Extracted data entries
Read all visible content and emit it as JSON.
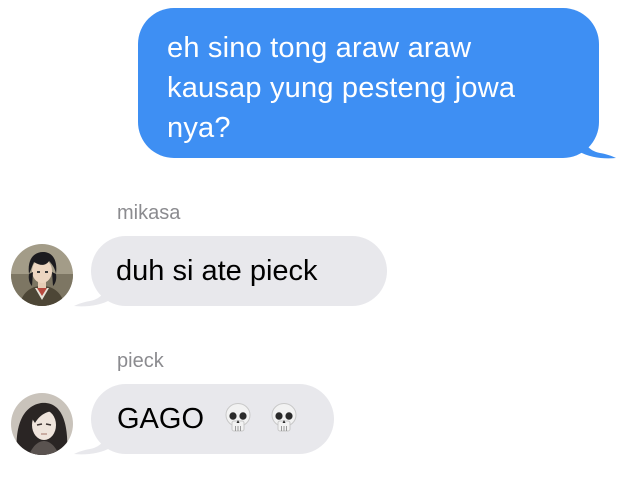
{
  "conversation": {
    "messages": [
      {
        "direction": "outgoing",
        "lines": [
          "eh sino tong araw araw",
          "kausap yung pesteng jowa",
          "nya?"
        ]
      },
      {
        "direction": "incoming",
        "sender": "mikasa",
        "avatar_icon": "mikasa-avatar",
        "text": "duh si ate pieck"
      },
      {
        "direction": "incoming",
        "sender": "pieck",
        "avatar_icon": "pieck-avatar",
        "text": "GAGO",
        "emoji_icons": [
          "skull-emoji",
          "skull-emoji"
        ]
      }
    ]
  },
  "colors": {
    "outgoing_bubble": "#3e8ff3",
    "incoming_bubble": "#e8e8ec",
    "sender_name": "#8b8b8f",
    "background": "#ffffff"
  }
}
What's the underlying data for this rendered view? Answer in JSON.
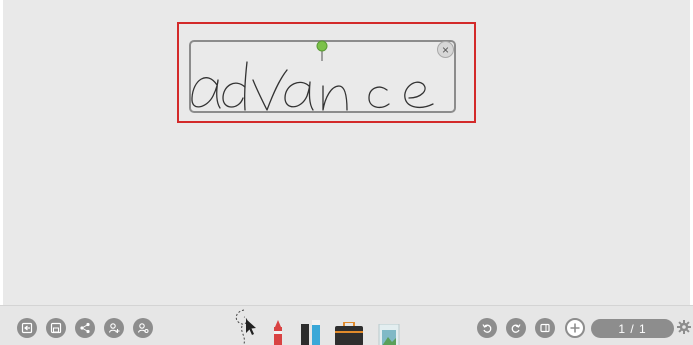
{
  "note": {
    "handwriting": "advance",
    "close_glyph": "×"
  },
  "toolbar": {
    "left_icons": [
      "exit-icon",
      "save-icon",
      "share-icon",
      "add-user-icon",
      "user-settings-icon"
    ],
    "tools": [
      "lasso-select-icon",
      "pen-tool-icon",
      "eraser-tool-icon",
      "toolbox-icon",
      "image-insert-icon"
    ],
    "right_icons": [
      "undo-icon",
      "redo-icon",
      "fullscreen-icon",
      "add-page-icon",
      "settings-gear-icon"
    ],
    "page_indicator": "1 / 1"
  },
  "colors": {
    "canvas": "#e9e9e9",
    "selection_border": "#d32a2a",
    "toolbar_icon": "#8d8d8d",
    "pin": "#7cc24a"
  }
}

## DIRECTIVE
Reproduce each line of the material containing the word "pieck".

## RESPONSE TO THIS EXERCISE
        "text": "duh si ate pieck"
        "sender": "pieck",
        "avatar_icon": "pieck-avatar",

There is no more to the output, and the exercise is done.